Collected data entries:
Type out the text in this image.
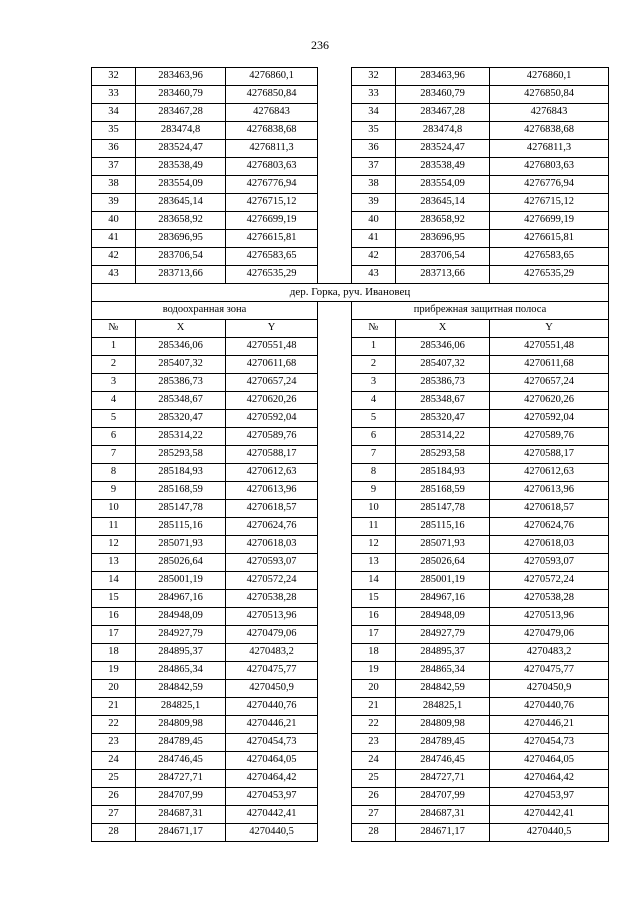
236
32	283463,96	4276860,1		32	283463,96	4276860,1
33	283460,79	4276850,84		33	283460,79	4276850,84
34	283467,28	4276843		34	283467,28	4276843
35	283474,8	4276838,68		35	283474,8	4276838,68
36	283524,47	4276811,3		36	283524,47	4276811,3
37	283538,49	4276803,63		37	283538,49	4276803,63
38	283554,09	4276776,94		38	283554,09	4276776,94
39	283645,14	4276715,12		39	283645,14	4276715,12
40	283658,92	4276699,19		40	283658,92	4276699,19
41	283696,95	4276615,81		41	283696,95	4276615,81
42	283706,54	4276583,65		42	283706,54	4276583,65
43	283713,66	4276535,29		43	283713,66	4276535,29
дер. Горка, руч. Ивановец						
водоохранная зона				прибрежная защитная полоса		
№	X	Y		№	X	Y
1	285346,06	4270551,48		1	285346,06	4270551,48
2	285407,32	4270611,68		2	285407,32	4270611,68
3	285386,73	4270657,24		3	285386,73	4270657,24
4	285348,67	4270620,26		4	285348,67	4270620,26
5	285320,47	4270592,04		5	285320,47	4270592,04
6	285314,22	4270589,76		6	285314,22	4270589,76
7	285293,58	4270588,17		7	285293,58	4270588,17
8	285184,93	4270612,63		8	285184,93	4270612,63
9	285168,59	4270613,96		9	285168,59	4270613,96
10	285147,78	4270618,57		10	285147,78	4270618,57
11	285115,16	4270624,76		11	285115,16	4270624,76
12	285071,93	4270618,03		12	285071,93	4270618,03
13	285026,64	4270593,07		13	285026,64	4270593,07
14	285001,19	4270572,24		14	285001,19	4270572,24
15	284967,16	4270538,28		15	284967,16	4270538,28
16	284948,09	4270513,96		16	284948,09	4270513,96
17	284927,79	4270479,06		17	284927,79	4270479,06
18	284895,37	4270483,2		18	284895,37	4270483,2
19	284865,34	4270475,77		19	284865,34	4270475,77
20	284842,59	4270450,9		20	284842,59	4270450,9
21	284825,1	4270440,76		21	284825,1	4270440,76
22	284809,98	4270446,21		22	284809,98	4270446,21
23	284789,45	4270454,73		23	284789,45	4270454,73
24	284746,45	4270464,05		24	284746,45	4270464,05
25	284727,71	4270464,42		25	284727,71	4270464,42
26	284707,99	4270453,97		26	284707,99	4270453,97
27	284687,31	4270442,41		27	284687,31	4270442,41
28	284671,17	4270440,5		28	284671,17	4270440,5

SET PROBLEM >>
Repeat the records above exactly, leaving out any pictures they contain.

ANSWER IN FULL >>
Type out the text in this image.
236
32	283463,96	4276860,1		32	283463,96	4276860,1
33	283460,79	4276850,84		33	283460,79	4276850,84
34	283467,28	4276843		34	283467,28	4276843
35	283474,8	4276838,68		35	283474,8	4276838,68
36	283524,47	4276811,3		36	283524,47	4276811,3
37	283538,49	4276803,63		37	283538,49	4276803,63
38	283554,09	4276776,94		38	283554,09	4276776,94
39	283645,14	4276715,12		39	283645,14	4276715,12
40	283658,92	4276699,19		40	283658,92	4276699,19
41	283696,95	4276615,81		41	283696,95	4276615,81
42	283706,54	4276583,65		42	283706,54	4276583,65
43	283713,66	4276535,29		43	283713,66	4276535,29
дер. Горка, руч. Ивановец						
водоохранная зона				прибрежная защитная полоса		
№	X	Y		№	X	Y
1	285346,06	4270551,48		1	285346,06	4270551,48
2	285407,32	4270611,68		2	285407,32	4270611,68
3	285386,73	4270657,24		3	285386,73	4270657,24
4	285348,67	4270620,26		4	285348,67	4270620,26
5	285320,47	4270592,04		5	285320,47	4270592,04
6	285314,22	4270589,76		6	285314,22	4270589,76
7	285293,58	4270588,17		7	285293,58	4270588,17
8	285184,93	4270612,63		8	285184,93	4270612,63
9	285168,59	4270613,96		9	285168,59	4270613,96
10	285147,78	4270618,57		10	285147,78	4270618,57
11	285115,16	4270624,76		11	285115,16	4270624,76
12	285071,93	4270618,03		12	285071,93	4270618,03
13	285026,64	4270593,07		13	285026,64	4270593,07
14	285001,19	4270572,24		14	285001,19	4270572,24
15	284967,16	4270538,28		15	284967,16	4270538,28
16	284948,09	4270513,96		16	284948,09	4270513,96
17	284927,79	4270479,06		17	284927,79	4270479,06
18	284895,37	4270483,2		18	284895,37	4270483,2
19	284865,34	4270475,77		19	284865,34	4270475,77
20	284842,59	4270450,9		20	284842,59	4270450,9
21	284825,1	4270440,76		21	284825,1	4270440,76
22	284809,98	4270446,21		22	284809,98	4270446,21
23	284789,45	4270454,73		23	284789,45	4270454,73
24	284746,45	4270464,05		24	284746,45	4270464,05
25	284727,71	4270464,42		25	284727,71	4270464,42
26	284707,99	4270453,97		26	284707,99	4270453,97
27	284687,31	4270442,41		27	284687,31	4270442,41
28	284671,17	4270440,5		28	284671,17	4270440,5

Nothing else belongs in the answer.